■ **Stated goal**
Filter the entries below, keeping every line that has the word "structured".

■ **Data listing**
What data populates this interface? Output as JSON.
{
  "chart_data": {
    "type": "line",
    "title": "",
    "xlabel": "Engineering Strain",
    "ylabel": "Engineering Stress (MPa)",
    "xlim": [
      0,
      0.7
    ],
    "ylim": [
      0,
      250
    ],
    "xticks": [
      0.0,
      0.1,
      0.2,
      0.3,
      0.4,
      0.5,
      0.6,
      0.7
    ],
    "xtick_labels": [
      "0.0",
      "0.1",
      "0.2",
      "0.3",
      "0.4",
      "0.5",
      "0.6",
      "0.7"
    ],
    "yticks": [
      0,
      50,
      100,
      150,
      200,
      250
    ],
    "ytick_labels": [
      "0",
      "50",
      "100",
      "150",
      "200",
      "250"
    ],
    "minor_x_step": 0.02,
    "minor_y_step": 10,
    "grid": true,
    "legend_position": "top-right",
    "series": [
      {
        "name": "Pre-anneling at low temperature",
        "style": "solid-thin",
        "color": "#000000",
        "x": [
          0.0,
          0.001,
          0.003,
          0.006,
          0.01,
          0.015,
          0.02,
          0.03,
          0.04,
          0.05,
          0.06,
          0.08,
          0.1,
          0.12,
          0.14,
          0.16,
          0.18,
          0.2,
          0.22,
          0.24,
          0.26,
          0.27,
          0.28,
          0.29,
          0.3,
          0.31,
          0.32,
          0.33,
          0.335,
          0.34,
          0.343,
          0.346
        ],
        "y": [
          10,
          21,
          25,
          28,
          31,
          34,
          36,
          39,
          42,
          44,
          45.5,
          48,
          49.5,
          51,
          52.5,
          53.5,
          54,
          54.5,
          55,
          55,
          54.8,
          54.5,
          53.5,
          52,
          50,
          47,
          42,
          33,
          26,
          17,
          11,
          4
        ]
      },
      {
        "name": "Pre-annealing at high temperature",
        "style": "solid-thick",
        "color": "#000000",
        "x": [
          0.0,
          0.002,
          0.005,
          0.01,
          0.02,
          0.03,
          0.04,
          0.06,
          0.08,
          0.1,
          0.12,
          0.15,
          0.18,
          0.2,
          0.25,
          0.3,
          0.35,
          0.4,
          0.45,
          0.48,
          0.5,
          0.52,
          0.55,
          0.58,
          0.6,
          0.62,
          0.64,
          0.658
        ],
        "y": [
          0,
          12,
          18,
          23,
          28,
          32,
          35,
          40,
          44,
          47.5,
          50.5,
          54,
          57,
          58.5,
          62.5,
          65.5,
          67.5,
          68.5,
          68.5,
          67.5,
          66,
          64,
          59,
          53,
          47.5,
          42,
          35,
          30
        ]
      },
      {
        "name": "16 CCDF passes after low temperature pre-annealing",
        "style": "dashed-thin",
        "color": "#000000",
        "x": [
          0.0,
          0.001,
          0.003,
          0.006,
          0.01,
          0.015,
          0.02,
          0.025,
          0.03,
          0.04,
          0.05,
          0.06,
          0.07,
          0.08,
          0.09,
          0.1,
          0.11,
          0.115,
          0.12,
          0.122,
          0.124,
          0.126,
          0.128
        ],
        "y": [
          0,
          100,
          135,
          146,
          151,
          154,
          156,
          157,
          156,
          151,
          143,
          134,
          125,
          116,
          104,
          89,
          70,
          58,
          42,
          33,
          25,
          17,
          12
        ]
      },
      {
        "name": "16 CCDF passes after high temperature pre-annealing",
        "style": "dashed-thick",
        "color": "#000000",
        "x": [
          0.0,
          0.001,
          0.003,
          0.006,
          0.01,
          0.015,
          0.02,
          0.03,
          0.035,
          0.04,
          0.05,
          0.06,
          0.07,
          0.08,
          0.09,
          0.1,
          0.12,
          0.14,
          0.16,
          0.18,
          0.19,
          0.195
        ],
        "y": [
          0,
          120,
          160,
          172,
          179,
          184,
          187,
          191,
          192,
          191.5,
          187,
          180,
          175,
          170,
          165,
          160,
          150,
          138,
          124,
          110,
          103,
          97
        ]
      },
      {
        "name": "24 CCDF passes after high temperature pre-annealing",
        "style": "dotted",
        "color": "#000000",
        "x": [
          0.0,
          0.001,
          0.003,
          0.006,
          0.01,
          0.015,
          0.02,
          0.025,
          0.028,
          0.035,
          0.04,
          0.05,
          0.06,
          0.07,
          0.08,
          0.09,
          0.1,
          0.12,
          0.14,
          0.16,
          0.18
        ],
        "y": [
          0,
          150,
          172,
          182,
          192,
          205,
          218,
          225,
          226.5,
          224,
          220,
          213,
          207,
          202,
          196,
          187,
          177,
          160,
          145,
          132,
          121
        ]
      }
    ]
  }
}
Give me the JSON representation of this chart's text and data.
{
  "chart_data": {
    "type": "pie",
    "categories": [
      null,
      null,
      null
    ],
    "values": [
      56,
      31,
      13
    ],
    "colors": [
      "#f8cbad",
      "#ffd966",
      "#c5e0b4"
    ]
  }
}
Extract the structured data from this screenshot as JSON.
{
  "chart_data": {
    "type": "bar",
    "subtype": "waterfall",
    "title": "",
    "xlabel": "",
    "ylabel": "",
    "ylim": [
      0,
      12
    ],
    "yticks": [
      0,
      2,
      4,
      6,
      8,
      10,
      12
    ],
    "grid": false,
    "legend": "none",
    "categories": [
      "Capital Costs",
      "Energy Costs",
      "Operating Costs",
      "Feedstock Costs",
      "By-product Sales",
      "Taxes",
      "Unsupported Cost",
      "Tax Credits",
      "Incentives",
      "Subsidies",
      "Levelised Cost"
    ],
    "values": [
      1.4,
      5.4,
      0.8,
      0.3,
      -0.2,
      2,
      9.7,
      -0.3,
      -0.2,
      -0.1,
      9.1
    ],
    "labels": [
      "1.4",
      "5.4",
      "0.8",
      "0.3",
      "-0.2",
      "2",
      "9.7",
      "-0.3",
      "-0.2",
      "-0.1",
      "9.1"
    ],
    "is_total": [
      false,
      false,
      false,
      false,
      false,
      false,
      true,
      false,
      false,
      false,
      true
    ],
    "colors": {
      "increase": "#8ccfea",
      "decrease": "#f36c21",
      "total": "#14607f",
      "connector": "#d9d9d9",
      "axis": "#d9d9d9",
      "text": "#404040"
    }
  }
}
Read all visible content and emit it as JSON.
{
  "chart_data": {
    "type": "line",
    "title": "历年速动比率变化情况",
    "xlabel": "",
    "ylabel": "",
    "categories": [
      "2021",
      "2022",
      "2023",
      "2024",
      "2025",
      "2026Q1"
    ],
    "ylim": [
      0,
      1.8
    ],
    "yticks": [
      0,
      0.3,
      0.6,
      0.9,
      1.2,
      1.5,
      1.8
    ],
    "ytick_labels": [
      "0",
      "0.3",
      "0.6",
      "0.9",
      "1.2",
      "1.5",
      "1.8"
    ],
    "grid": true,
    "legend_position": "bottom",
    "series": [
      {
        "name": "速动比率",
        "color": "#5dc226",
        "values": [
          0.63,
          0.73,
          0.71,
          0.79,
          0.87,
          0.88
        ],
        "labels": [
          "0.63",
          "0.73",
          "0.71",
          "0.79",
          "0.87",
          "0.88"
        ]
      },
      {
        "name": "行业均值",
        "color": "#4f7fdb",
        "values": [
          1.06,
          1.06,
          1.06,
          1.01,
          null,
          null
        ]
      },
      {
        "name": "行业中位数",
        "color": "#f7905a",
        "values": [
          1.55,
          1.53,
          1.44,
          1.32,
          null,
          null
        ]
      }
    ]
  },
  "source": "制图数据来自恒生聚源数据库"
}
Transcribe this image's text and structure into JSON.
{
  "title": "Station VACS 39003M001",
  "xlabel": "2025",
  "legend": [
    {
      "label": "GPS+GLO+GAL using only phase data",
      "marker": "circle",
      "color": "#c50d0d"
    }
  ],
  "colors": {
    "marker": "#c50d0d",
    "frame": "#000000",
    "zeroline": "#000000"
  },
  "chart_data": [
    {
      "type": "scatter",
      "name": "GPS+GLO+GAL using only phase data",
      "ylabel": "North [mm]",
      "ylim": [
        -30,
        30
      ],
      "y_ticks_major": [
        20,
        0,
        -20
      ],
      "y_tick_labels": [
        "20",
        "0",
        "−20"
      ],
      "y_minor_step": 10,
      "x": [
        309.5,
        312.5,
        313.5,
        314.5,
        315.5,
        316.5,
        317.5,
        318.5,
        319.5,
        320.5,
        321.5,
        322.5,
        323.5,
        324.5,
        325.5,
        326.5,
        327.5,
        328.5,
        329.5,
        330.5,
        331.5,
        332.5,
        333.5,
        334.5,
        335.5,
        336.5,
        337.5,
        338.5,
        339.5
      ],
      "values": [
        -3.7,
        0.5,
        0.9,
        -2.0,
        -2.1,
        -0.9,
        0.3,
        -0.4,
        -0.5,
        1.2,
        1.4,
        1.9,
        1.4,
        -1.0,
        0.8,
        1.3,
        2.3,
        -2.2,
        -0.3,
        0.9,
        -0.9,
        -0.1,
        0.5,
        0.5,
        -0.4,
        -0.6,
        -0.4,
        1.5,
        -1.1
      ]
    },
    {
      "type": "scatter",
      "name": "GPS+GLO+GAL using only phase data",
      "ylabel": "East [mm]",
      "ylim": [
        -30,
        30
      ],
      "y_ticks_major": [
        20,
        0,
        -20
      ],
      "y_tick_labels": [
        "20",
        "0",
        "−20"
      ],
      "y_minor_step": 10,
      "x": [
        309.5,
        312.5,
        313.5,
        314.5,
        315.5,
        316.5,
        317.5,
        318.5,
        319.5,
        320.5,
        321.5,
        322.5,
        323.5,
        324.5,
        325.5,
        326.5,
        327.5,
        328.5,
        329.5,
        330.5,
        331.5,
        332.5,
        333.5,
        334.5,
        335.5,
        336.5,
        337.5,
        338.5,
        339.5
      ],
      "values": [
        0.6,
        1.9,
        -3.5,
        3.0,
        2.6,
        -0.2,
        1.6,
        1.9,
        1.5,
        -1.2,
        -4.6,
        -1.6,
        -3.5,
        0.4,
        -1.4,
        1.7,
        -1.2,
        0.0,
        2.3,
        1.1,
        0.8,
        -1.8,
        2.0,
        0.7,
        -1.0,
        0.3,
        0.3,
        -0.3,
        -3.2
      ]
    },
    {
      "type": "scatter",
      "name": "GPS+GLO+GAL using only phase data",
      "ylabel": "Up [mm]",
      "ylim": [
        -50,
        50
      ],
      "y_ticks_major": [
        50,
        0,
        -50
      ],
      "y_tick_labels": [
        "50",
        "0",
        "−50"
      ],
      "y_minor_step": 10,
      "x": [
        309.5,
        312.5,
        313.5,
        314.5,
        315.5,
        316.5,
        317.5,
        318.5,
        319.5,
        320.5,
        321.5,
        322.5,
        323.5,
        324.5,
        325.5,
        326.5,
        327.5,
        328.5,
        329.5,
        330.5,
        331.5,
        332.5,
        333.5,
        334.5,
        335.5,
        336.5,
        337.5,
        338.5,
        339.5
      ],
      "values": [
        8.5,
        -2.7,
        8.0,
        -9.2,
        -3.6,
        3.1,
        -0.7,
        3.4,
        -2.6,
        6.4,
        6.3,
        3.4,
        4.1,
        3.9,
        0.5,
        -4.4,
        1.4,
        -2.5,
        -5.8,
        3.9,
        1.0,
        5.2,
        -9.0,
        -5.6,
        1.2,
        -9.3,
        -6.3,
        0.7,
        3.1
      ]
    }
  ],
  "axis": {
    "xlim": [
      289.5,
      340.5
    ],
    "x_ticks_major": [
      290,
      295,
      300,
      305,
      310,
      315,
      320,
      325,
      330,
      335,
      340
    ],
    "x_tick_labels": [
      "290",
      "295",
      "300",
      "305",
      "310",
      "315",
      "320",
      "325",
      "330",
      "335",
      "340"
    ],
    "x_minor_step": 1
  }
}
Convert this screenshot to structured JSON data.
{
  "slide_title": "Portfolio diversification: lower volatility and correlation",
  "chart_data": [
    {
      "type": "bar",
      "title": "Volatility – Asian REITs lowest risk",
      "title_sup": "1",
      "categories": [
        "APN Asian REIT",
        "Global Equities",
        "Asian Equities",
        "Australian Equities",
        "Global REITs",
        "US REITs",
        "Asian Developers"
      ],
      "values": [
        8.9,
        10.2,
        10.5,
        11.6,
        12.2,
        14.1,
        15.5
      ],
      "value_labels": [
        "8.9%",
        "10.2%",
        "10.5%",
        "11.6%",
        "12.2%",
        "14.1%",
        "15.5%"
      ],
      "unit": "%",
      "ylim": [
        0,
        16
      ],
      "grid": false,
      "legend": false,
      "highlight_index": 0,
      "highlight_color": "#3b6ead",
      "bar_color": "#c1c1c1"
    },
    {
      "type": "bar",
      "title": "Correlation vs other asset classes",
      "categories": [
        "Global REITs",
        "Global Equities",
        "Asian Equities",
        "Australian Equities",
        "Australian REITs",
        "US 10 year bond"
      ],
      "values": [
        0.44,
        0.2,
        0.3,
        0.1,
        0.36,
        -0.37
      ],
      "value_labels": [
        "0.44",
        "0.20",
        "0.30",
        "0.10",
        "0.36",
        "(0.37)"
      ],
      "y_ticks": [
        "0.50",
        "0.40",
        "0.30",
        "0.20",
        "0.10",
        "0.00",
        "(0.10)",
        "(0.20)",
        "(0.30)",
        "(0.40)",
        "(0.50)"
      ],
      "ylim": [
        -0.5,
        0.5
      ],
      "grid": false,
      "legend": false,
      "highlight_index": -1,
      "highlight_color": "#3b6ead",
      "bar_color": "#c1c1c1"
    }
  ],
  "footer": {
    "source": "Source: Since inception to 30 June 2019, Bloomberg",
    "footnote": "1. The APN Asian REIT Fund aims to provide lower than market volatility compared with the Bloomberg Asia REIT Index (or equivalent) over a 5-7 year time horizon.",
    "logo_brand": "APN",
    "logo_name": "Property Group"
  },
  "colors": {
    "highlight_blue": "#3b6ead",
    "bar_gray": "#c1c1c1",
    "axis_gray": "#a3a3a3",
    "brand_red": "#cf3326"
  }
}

■ **Solution to the problem**
Extract the structured data from this screenshot as JSON.
Convert this screenshot to structured JSON data.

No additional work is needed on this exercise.